EXERCISE INSTRUCTIONS
Transcribe every entry below word for word, but skip the pictures.

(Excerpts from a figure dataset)
%%
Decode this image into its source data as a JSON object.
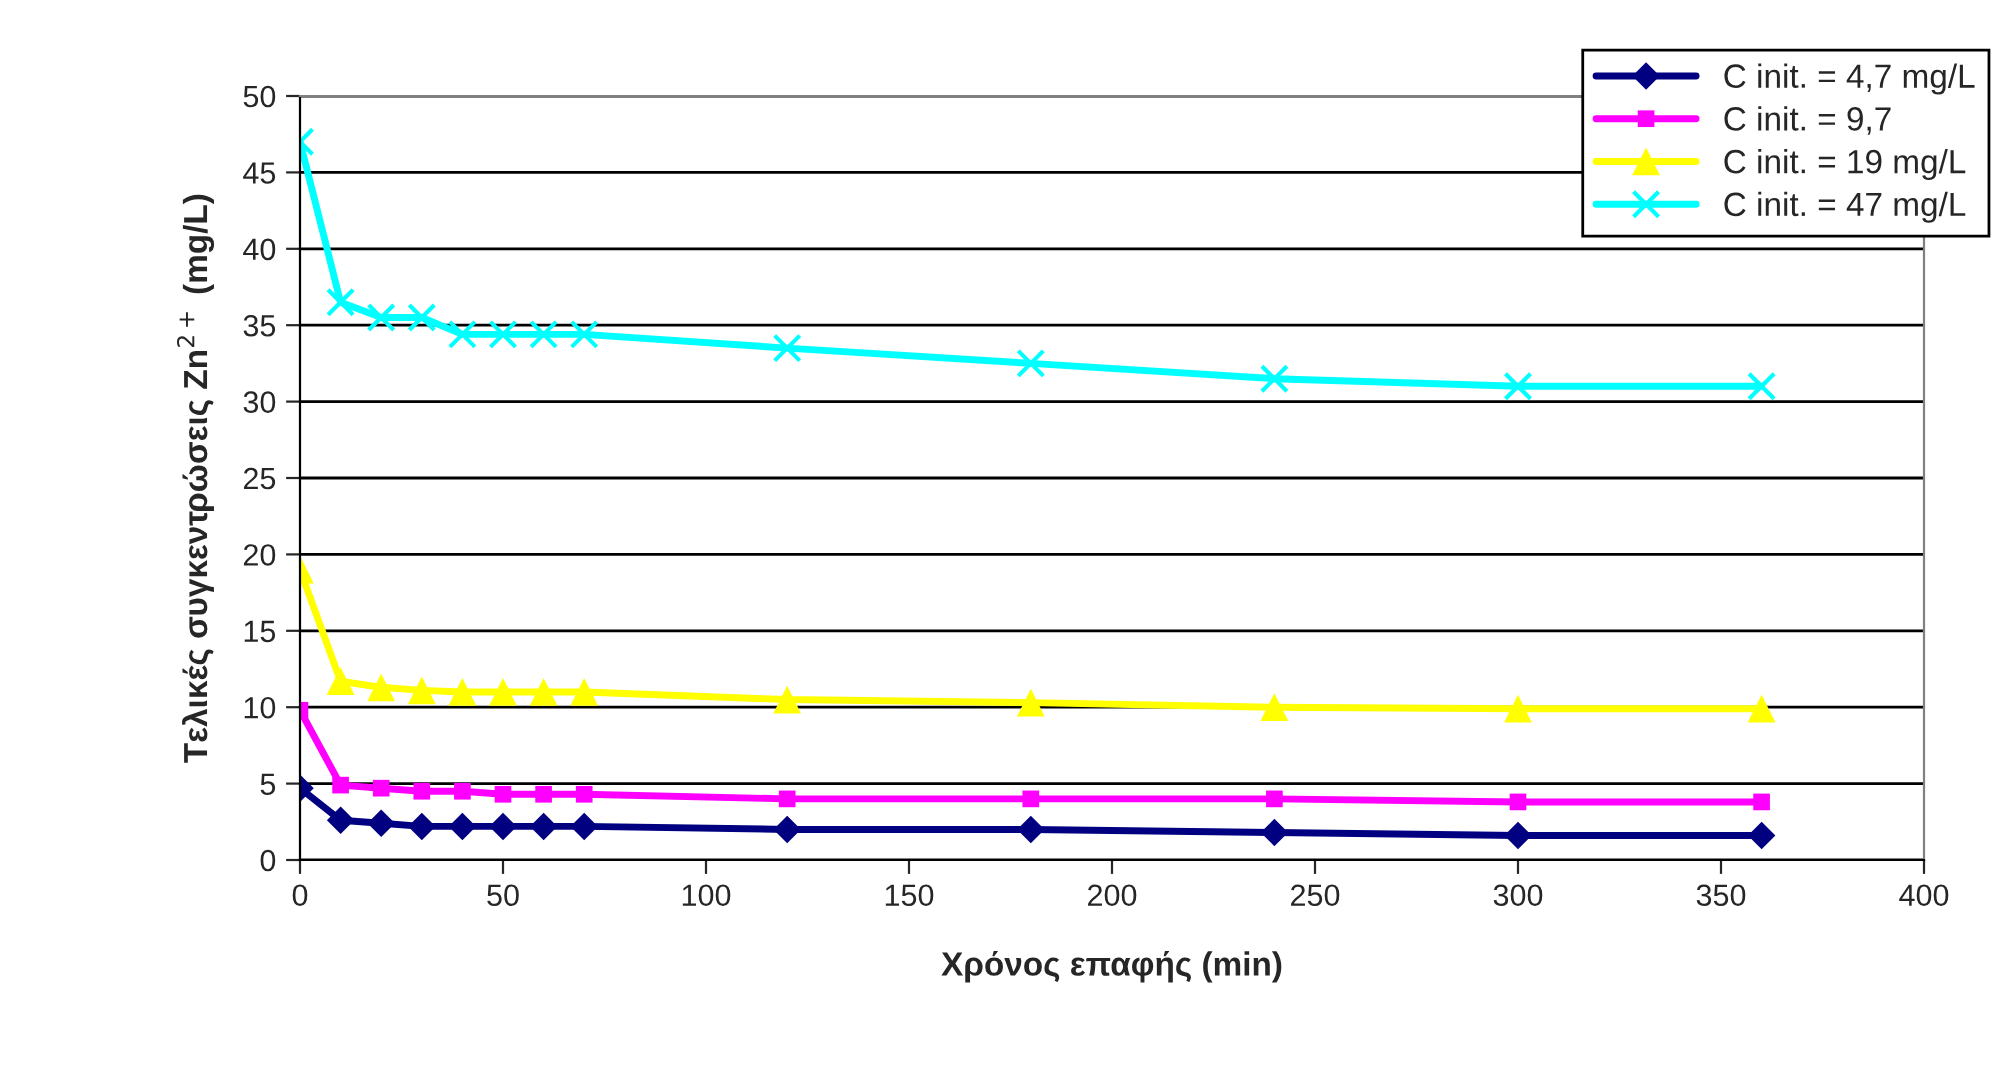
{
  "chart_data": {
    "type": "line",
    "xlabel": "Χρόνος επαφής (min)",
    "ylabel": "Τελικές συγκεντρώσεις Zn$^{2+}$ (mg/L)",
    "x": [
      0,
      10,
      20,
      30,
      40,
      50,
      60,
      70,
      120,
      180,
      240,
      300,
      360
    ],
    "series": [
      {
        "name": "C init. = 4,7 mg/L",
        "color": "#000080",
        "marker": "diamond",
        "values": [
          4.7,
          2.6,
          2.4,
          2.2,
          2.2,
          2.2,
          2.2,
          2.2,
          2.0,
          2.0,
          1.8,
          1.6,
          1.6
        ]
      },
      {
        "name": "C init. = 9,7",
        "color": "#ff00ff",
        "marker": "square",
        "values": [
          9.8,
          4.9,
          4.7,
          4.5,
          4.5,
          4.3,
          4.3,
          4.3,
          4.0,
          4.0,
          4.0,
          3.8,
          3.8
        ]
      },
      {
        "name": "C init. = 19 mg/L",
        "color": "#ffff00",
        "marker": "triangle",
        "values": [
          19,
          11.7,
          11.3,
          11.1,
          11.0,
          11.0,
          11.0,
          11.0,
          10.5,
          10.3,
          10.0,
          9.9,
          9.9
        ]
      },
      {
        "name": "C init. = 47 mg/L",
        "color": "#00ffff",
        "marker": "cross",
        "values": [
          47,
          36.5,
          35.5,
          35.5,
          34.4,
          34.4,
          34.4,
          34.4,
          33.5,
          32.5,
          31.5,
          31.0,
          31.0
        ]
      }
    ],
    "xlim": [
      0,
      400
    ],
    "xticks": [
      0,
      50,
      100,
      150,
      200,
      250,
      300,
      350,
      400
    ],
    "ylim": [
      0,
      50
    ],
    "yticks": [
      0,
      5,
      10,
      15,
      20,
      25,
      30,
      35,
      40,
      45,
      50
    ],
    "grid": "y",
    "legend": "top right",
    "line_style": "solid"
  }
}
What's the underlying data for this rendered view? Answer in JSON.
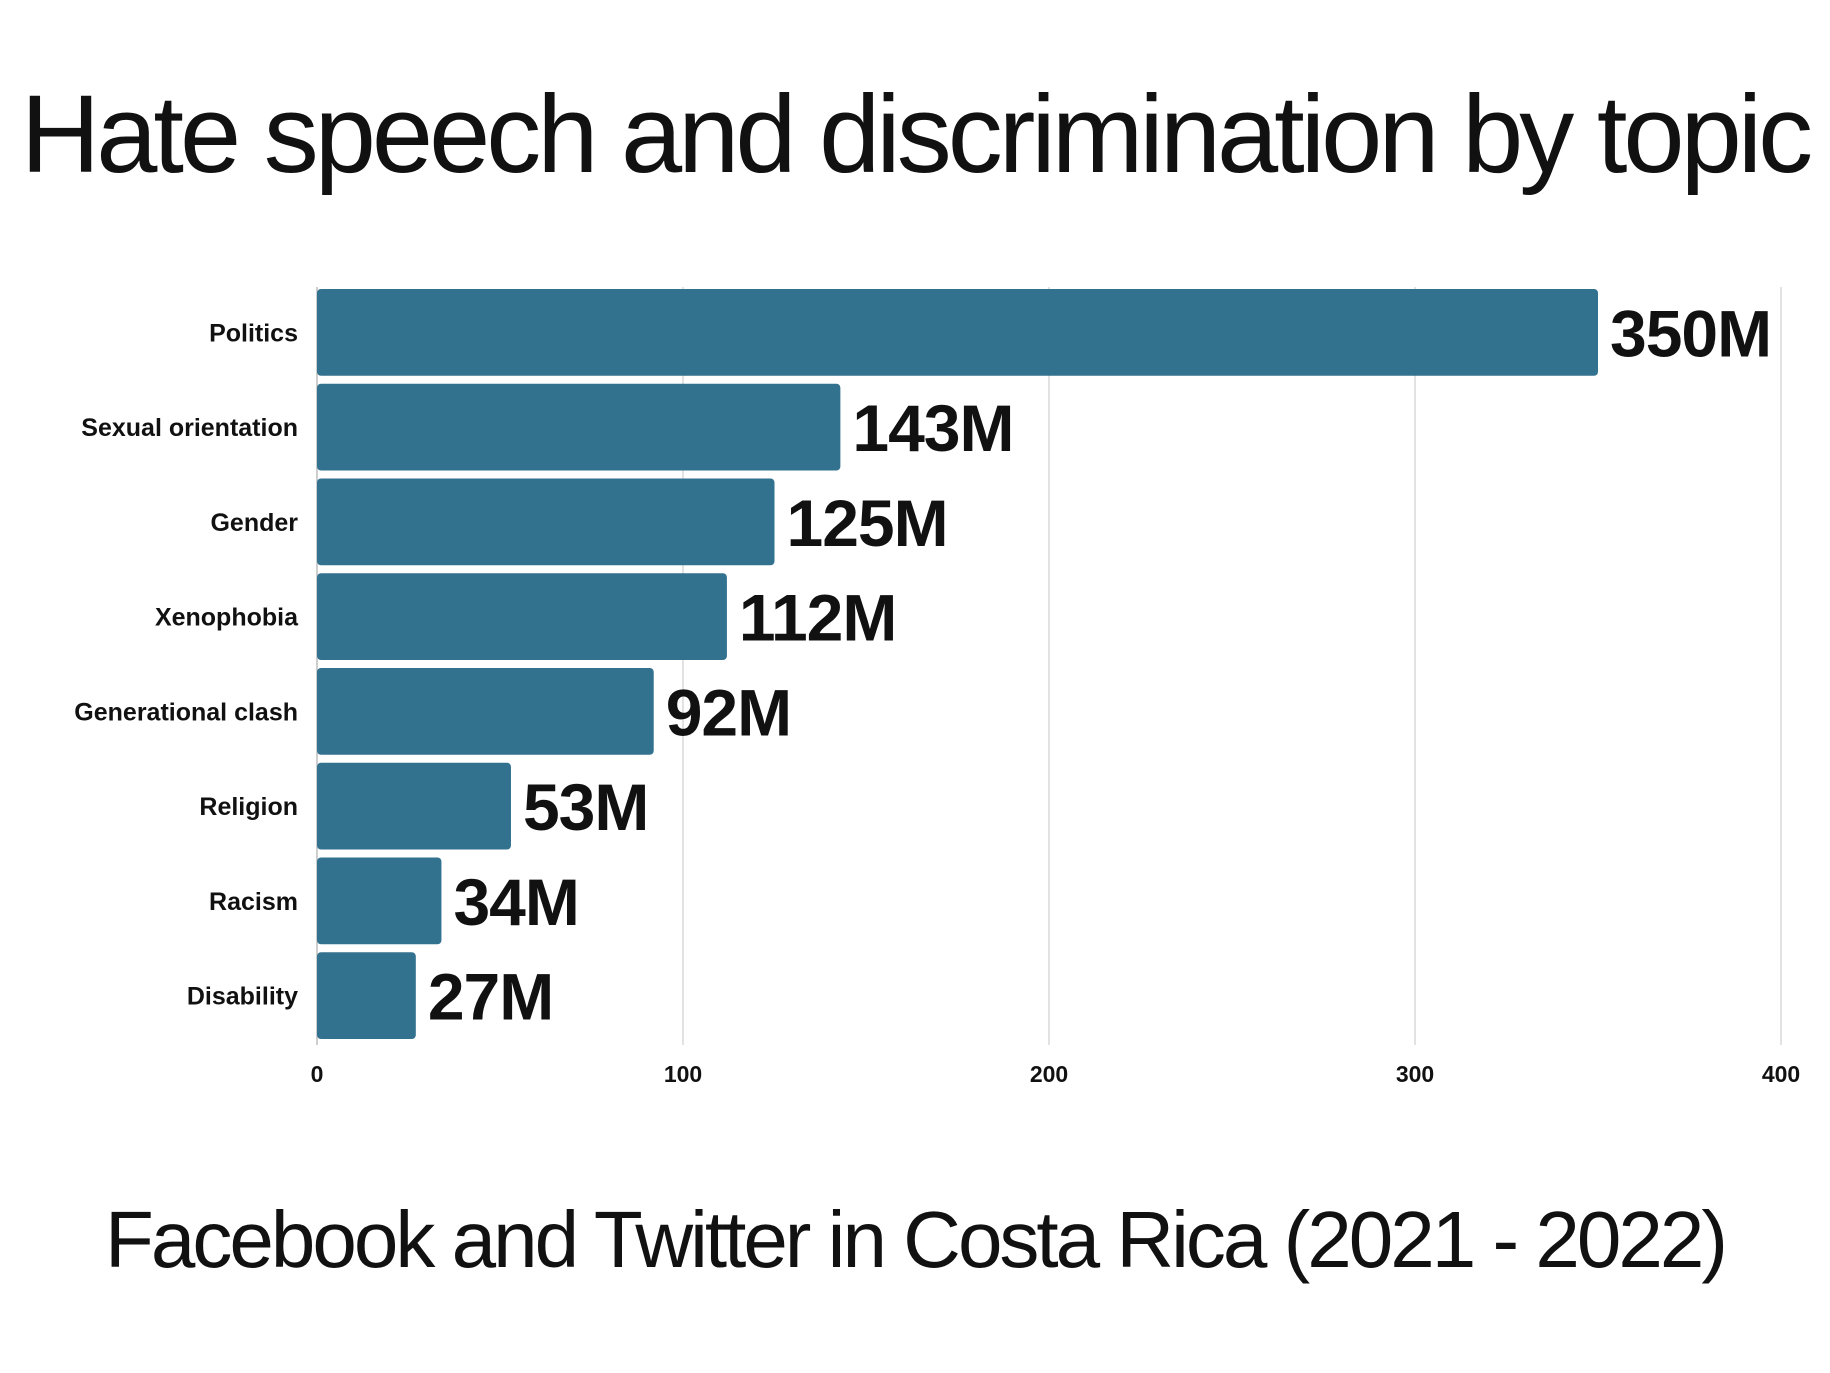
{
  "chart_data": {
    "type": "bar",
    "orientation": "horizontal",
    "title": "Hate speech and discrimination by topic",
    "subtitle": "Facebook and Twitter in Costa Rica (2021 - 2022)",
    "categories": [
      "Politics",
      "Sexual orientation",
      "Gender",
      "Xenophobia",
      "Generational clash",
      "Religion",
      "Racism",
      "Disability"
    ],
    "values": [
      350,
      143,
      125,
      112,
      92,
      53,
      34,
      27
    ],
    "value_labels": [
      "350M",
      "143M",
      "125M",
      "112M",
      "92M",
      "53M",
      "34M",
      "27M"
    ],
    "xlim": [
      0,
      400
    ],
    "xticks": [
      0,
      100,
      200,
      300,
      400
    ],
    "xtick_labels": [
      "0",
      "100",
      "200",
      "300",
      "400"
    ],
    "xlabel": "",
    "ylabel": "",
    "grid": "vertical",
    "legend": "none",
    "bar_color": "#33728f"
  }
}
%%
ANSWER
Decode this image into its source data as a JSON object.
{
  "chart_data": {
    "type": "line",
    "xlabel": "Χρόνος επαφής (min)",
    "ylabel": "Τελικές συγκεντρώσεις Zn$^{2+}$ (mg/L)",
    "x": [
      0,
      10,
      20,
      30,
      40,
      50,
      60,
      70,
      120,
      180,
      240,
      300,
      360
    ],
    "series": [
      {
        "name": "C init. = 4,7 mg/L",
        "color": "#000080",
        "marker": "diamond",
        "values": [
          4.7,
          2.6,
          2.4,
          2.2,
          2.2,
          2.2,
          2.2,
          2.2,
          2.0,
          2.0,
          1.8,
          1.6,
          1.6
        ]
      },
      {
        "name": "C init. = 9,7",
        "color": "#ff00ff",
        "marker": "square",
        "values": [
          9.8,
          4.9,
          4.7,
          4.5,
          4.5,
          4.3,
          4.3,
          4.3,
          4.0,
          4.0,
          4.0,
          3.8,
          3.8
        ]
      },
      {
        "name": "C init. = 19 mg/L",
        "color": "#ffff00",
        "marker": "triangle",
        "values": [
          19,
          11.7,
          11.3,
          11.1,
          11.0,
          11.0,
          11.0,
          11.0,
          10.5,
          10.3,
          10.0,
          9.9,
          9.9
        ]
      },
      {
        "name": "C init. = 47 mg/L",
        "color": "#00ffff",
        "marker": "cross",
        "values": [
          47,
          36.5,
          35.5,
          35.5,
          34.4,
          34.4,
          34.4,
          34.4,
          33.5,
          32.5,
          31.5,
          31.0,
          31.0
        ]
      }
    ],
    "xlim": [
      0,
      400
    ],
    "xticks": [
      0,
      50,
      100,
      150,
      200,
      250,
      300,
      350,
      400
    ],
    "ylim": [
      0,
      50
    ],
    "yticks": [
      0,
      5,
      10,
      15,
      20,
      25,
      30,
      35,
      40,
      45,
      50
    ],
    "grid": "y",
    "legend": "top right",
    "line_style": "solid"
  }
}
What's the underlying data for this rendered view? Answer in JSON.
{
  "chart_data": {
    "type": "bar",
    "orientation": "horizontal",
    "title": "Hate speech and discrimination by topic",
    "subtitle": "Facebook and Twitter in Costa Rica (2021 - 2022)",
    "categories": [
      "Politics",
      "Sexual orientation",
      "Gender",
      "Xenophobia",
      "Generational clash",
      "Religion",
      "Racism",
      "Disability"
    ],
    "values": [
      350,
      143,
      125,
      112,
      92,
      53,
      34,
      27
    ],
    "value_labels": [
      "350M",
      "143M",
      "125M",
      "112M",
      "92M",
      "53M",
      "34M",
      "27M"
    ],
    "xlim": [
      0,
      400
    ],
    "xticks": [
      0,
      100,
      200,
      300,
      400
    ],
    "xtick_labels": [
      "0",
      "100",
      "200",
      "300",
      "400"
    ],
    "xlabel": "",
    "ylabel": "",
    "grid": "vertical",
    "legend": "none",
    "bar_color": "#33728f"
  }
}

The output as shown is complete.